**WHAT TO PRODUCE:** Set all the material down again unchanged, without the pictures.

[Extracted records]
"""
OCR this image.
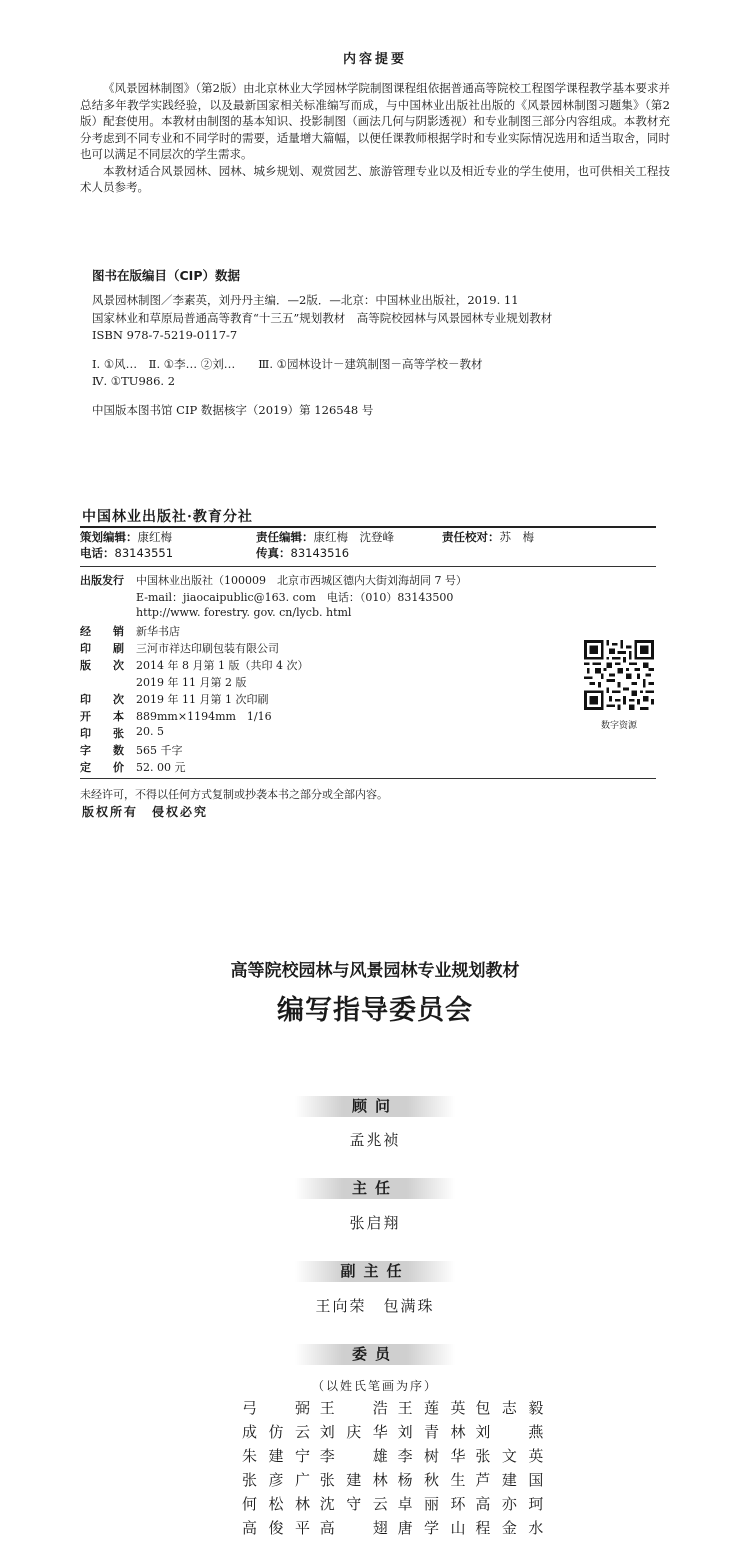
内容提要

《风景园林制图》（第2版）由北京林业大学园林学院制图课程组依据普通高等院校工程图学课程教学基本要求并总结多年教学实践经验，以及最新国家相关标准编写而成，与中国林业出版社出版的《风景园林制图习题集》（第2版）配套使用。本教材由制图的基本知识、投影制图（画法几何与阴影透视）和专业制图三部分内容组成。本教材充分考虑到不同专业和不同学时的需要，适量增大篇幅，以便任课教师根据学时和专业实际情况选用和适当取舍，同时也可以满足不同层次的学生需求。

本教材适合风景园林、园林、城乡规划、观赏园艺、旅游管理专业以及相近专业的学生使用，也可供相关工程技术人员参考。

图书在版编目（CIP）数据
风景园林制图／李素英，刘丹丹主编．—2版．—北京：中国林业出版社，2019. 11
国家林业和草原局普通高等教育“十三五”规划教材　高等院校园林与风景园林专业规划教材
ISBN 978-7-5219-0117-7
Ⅰ. ①风…　Ⅱ. ①李… ②刘…　　Ⅲ. ①园林设计－建筑制图－高等学校－教材
Ⅳ. ①TU986. 2
中国版本图书馆 CIP 数据核字（2019）第 126548 号
中国林业出版社·教育分社
策划编辑：康红梅	责任编辑：康红梅　沈登峰	责任校对：苏　梅
电话：83143551	传真：83143516
出版发行 中国林业出版社（100009　北京市西城区德内大街刘海胡同 7 号）
E-mail：jiaocaipublic@163. com　电话：（010）83143500
http://www. forestry. gov. cn/lycb. html
经 销 新华书店
印 刷 三河市祥达印刷包装有限公司
版 次 2014 年 8 月第 1 版（共印 4 次）
2019 年 11 月第 2 版
印 次 2019 年 11 月第 1 次印刷
开 本 889mm×1194mm　1/16
印 张 20. 5
字 数 565 千字
定 价 52. 00 元
数字资源
未经许可，不得以任何方式复制或抄袭本书之部分或全部内容。
版权所有　侵权必究
高等院校园林与风景园林专业规划教材
编写指导委员会
顾问
孟兆祯
主任
张启翔
副主任
王向荣　包满珠
委员
（以姓氏笔画为序）
弓弼 王浩 王莲英 包志毅
成仿云 刘庆华 刘青林 刘燕
朱建宁 李雄 李树华 张文英
张彦广 张建林 杨秋生 芦建国
何松林 沈守云 卓丽环 高亦珂
高俊平 高翅 唐学山 程金水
"""
**SOLUTION BELOW:**
OCR this image.
内容提要

《风景园林制图》（第2版）由北京林业大学园林学院制图课程组依据普通高等院校工程图学课程教学基本要求并总结多年教学实践经验，以及最新国家相关标准编写而成，与中国林业出版社出版的《风景园林制图习题集》（第2版）配套使用。本教材由制图的基本知识、投影制图（画法几何与阴影透视）和专业制图三部分内容组成。本教材充分考虑到不同专业和不同学时的需要，适量增大篇幅，以便任课教师根据学时和专业实际情况选用和适当取舍，同时也可以满足不同层次的学生需求。

本教材适合风景园林、园林、城乡规划、观赏园艺、旅游管理专业以及相近专业的学生使用，也可供相关工程技术人员参考。

图书在版编目（CIP）数据
风景园林制图／李素英，刘丹丹主编．—2版．—北京：中国林业出版社，2019. 11
国家林业和草原局普通高等教育“十三五”规划教材　高等院校园林与风景园林专业规划教材
ISBN 978-7-5219-0117-7
Ⅰ. ①风…　Ⅱ. ①李… ②刘…　　Ⅲ. ①园林设计－建筑制图－高等学校－教材
Ⅳ. ①TU986. 2
中国版本图书馆 CIP 数据核字（2019）第 126548 号
中国林业出版社·教育分社
策划编辑：康红梅	责任编辑：康红梅　沈登峰	责任校对：苏　梅
电话：83143551	传真：83143516
出版发行 中国林业出版社（100009　北京市西城区德内大街刘海胡同 7 号）
E-mail：jiaocaipublic@163. com　电话：（010）83143500
http://www. forestry. gov. cn/lycb. html
经 销 新华书店
印 刷 三河市祥达印刷包装有限公司
版 次 2014 年 8 月第 1 版（共印 4 次）
2019 年 11 月第 2 版
印 次 2019 年 11 月第 1 次印刷
开 本 889mm×1194mm　1/16
印 张 20. 5
字 数 565 千字
定 价 52. 00 元
数字资源
未经许可，不得以任何方式复制或抄袭本书之部分或全部内容。
版权所有　侵权必究
高等院校园林与风景园林专业规划教材
编写指导委员会
顾问
孟兆祯
主任
张启翔
副主任
王向荣　包满珠
委员
（以姓氏笔画为序）
弓弼 王浩 王莲英 包志毅
成仿云 刘庆华 刘青林 刘燕
朱建宁 李雄 李树华 张文英
张彦广 张建林 杨秋生 芦建国
何松林 沈守云 卓丽环 高亦珂
高俊平 高翅 唐学山 程金水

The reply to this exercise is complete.